| DIRECTION |
Among the lines of this listing, determine how many contain the string "image". Answer with the number only.

Items from a figure collection:
--- START ---

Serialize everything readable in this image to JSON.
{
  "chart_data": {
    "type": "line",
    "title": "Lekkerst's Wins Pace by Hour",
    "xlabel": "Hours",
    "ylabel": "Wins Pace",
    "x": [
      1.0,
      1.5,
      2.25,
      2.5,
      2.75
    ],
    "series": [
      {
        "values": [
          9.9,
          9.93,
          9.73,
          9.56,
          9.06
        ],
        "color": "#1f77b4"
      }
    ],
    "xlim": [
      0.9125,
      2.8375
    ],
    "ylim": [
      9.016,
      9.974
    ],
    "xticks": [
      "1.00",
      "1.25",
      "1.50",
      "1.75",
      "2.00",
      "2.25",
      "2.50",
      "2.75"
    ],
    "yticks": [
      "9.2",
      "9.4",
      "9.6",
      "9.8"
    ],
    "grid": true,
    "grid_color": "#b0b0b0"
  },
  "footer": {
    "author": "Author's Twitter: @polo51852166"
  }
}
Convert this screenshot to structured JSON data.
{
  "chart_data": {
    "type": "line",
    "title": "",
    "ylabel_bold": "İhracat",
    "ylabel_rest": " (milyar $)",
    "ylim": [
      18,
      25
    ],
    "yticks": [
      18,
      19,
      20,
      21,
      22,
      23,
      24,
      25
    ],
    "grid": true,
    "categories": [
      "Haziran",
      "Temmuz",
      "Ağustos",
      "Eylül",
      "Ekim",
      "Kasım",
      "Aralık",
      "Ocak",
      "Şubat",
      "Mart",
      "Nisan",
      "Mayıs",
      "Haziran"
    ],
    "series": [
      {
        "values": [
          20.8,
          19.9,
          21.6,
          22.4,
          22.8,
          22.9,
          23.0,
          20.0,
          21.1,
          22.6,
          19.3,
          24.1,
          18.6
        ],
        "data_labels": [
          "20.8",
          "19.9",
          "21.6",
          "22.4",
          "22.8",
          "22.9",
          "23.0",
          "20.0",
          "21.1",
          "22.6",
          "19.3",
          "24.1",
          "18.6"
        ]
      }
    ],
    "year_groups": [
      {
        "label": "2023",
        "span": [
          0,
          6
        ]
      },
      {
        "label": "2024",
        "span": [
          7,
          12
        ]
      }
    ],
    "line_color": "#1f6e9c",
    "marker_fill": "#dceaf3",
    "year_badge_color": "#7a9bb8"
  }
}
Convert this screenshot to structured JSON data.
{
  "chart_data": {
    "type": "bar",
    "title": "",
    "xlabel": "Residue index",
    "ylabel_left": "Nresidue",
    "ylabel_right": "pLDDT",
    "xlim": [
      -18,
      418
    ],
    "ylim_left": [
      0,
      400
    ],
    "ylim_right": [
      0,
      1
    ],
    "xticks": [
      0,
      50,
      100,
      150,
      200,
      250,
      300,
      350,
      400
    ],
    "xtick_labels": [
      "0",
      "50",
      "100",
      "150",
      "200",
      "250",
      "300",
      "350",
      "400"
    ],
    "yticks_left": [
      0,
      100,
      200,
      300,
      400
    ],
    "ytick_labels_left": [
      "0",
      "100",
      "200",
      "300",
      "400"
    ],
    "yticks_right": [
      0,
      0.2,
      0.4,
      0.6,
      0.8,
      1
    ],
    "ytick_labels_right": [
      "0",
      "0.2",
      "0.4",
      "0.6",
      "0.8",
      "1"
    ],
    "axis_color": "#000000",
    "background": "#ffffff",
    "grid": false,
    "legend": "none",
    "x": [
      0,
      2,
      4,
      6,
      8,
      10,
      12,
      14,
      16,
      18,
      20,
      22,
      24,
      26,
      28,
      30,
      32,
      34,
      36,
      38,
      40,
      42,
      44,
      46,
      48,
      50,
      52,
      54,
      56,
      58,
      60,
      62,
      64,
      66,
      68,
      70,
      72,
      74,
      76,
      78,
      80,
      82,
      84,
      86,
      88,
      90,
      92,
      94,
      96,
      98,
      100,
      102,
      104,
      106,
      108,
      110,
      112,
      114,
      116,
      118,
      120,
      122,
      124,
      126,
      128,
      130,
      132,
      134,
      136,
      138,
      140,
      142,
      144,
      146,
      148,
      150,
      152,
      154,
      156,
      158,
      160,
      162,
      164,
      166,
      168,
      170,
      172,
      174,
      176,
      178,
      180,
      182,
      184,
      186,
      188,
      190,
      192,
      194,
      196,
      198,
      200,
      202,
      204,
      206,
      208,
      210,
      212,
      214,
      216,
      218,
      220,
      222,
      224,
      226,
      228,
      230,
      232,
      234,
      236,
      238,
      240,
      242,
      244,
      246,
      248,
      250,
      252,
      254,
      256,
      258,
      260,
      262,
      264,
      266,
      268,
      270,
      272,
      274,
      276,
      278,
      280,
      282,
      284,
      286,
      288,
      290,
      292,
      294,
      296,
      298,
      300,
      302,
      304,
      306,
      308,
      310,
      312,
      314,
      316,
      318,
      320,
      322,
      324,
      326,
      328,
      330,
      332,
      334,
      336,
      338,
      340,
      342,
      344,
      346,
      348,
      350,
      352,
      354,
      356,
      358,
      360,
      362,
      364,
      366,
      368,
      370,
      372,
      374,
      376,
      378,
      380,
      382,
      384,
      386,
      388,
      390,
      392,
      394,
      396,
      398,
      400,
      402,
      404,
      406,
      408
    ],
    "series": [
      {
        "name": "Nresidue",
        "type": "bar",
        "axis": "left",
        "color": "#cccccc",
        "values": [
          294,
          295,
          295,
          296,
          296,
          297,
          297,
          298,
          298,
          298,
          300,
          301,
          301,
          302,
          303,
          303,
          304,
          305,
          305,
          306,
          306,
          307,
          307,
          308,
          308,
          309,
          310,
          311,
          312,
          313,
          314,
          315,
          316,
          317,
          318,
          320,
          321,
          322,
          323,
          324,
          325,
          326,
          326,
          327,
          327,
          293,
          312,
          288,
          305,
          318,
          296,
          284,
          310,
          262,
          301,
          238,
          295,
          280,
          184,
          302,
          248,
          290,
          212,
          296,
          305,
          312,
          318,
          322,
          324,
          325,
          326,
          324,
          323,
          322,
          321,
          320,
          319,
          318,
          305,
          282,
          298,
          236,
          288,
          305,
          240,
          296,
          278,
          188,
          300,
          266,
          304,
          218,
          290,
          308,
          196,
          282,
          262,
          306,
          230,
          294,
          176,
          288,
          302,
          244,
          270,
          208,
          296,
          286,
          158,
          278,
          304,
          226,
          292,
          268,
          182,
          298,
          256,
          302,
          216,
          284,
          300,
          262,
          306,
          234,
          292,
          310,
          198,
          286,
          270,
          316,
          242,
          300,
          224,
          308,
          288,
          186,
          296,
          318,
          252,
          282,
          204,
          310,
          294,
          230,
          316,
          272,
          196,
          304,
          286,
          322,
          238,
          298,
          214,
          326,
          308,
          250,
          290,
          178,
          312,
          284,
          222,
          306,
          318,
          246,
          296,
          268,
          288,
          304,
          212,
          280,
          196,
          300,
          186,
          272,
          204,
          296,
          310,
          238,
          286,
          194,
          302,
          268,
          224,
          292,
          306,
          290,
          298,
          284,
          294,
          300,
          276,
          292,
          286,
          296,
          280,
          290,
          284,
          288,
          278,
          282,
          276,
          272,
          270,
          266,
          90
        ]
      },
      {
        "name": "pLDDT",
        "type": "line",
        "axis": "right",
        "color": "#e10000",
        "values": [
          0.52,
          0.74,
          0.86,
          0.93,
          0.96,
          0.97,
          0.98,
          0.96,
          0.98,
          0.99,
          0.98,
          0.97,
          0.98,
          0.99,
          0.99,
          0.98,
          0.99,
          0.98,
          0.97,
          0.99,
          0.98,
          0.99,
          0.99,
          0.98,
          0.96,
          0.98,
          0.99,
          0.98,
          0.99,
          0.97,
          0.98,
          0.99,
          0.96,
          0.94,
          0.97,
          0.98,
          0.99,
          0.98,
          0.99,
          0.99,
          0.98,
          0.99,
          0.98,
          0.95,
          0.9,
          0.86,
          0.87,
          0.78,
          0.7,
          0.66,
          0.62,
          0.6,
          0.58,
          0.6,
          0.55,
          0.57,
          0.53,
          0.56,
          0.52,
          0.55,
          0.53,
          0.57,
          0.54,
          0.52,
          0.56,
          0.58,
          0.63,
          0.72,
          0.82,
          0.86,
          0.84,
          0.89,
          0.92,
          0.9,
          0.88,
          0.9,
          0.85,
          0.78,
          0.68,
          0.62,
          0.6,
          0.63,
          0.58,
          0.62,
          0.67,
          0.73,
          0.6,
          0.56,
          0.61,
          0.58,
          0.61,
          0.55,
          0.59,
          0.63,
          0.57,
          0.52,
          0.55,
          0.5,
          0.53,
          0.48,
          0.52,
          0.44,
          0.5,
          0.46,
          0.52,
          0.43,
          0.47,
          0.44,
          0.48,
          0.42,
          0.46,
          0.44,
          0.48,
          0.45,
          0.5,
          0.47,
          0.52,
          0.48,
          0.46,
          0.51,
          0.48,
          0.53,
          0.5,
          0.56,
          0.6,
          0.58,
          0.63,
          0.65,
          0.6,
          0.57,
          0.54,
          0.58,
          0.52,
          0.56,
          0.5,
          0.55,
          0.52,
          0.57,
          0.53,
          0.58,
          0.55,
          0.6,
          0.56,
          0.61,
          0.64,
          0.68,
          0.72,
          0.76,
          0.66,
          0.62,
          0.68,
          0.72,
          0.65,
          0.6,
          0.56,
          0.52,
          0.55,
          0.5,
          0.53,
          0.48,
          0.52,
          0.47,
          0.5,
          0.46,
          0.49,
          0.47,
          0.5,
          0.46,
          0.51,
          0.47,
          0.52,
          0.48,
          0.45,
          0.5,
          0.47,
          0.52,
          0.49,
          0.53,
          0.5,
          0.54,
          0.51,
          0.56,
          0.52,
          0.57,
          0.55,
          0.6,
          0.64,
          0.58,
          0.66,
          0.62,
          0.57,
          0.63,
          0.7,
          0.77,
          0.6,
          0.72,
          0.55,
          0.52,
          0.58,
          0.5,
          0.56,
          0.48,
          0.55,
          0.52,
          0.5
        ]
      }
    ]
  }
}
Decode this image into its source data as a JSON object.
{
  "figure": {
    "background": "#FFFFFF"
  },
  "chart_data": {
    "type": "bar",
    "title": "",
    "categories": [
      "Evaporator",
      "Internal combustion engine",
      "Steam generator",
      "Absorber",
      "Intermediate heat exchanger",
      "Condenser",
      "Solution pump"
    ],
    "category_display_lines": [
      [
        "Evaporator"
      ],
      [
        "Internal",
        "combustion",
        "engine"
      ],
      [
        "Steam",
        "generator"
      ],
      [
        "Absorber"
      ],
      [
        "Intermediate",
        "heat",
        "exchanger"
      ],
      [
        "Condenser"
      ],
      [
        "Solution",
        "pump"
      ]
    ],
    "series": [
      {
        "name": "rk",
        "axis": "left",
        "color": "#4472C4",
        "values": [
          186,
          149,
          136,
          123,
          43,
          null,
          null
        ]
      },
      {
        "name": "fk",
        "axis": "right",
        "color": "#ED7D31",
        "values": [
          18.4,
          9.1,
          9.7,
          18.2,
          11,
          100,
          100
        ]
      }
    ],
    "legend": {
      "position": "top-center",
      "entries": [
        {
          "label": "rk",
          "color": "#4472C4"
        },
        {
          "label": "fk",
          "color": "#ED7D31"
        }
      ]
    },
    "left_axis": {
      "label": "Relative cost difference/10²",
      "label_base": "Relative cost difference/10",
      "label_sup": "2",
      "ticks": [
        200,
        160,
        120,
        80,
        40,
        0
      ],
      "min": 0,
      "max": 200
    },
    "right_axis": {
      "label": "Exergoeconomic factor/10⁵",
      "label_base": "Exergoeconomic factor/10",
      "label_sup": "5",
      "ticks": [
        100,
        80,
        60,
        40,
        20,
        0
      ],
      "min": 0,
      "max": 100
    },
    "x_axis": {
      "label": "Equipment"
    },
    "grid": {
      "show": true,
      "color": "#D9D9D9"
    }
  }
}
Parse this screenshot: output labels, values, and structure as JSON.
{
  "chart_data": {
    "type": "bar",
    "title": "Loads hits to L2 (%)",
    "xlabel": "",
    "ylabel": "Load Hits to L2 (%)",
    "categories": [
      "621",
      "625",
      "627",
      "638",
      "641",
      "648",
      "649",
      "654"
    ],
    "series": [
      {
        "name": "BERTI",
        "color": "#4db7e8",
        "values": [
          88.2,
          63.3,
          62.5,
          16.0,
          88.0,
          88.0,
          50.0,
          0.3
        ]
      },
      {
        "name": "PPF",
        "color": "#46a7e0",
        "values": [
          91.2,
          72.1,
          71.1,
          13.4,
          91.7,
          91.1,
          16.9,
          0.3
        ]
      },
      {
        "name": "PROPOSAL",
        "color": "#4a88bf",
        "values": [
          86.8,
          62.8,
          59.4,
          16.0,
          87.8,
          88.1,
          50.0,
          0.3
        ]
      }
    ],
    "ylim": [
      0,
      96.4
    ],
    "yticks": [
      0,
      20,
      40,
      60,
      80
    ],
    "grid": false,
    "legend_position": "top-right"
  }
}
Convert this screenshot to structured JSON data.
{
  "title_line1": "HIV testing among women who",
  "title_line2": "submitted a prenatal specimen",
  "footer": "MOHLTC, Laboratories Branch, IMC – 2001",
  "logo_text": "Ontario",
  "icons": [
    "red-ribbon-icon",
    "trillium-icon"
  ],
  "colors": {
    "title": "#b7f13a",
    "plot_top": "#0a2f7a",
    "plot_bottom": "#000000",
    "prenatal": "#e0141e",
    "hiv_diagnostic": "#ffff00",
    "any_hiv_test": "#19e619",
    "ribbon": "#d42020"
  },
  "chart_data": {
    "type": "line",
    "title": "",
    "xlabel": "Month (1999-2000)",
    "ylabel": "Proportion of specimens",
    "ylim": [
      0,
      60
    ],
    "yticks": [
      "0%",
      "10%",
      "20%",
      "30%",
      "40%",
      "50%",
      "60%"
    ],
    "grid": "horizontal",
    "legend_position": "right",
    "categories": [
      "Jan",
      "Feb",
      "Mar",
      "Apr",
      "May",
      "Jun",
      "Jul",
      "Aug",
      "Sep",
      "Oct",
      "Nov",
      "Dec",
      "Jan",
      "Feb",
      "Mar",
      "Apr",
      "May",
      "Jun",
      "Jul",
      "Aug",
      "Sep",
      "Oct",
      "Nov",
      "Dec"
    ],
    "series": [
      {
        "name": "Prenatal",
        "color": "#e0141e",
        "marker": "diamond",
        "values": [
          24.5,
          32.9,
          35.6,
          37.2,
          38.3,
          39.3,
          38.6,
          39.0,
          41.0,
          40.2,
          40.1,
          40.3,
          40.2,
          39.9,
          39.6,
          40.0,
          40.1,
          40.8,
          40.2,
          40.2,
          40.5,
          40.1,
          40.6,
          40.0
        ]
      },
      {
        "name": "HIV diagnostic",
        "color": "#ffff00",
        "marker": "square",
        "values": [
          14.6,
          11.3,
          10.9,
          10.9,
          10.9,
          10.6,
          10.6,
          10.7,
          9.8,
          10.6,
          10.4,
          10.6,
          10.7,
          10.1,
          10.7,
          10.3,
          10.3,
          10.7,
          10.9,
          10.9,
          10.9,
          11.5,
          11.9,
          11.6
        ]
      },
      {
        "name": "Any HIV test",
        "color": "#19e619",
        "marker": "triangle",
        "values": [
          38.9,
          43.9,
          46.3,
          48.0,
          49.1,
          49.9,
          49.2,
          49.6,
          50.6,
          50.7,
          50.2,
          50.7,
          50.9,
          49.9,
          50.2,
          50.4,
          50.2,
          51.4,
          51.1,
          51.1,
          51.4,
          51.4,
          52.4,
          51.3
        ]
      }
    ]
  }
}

--- END ---

| COMPLETED TASK |
2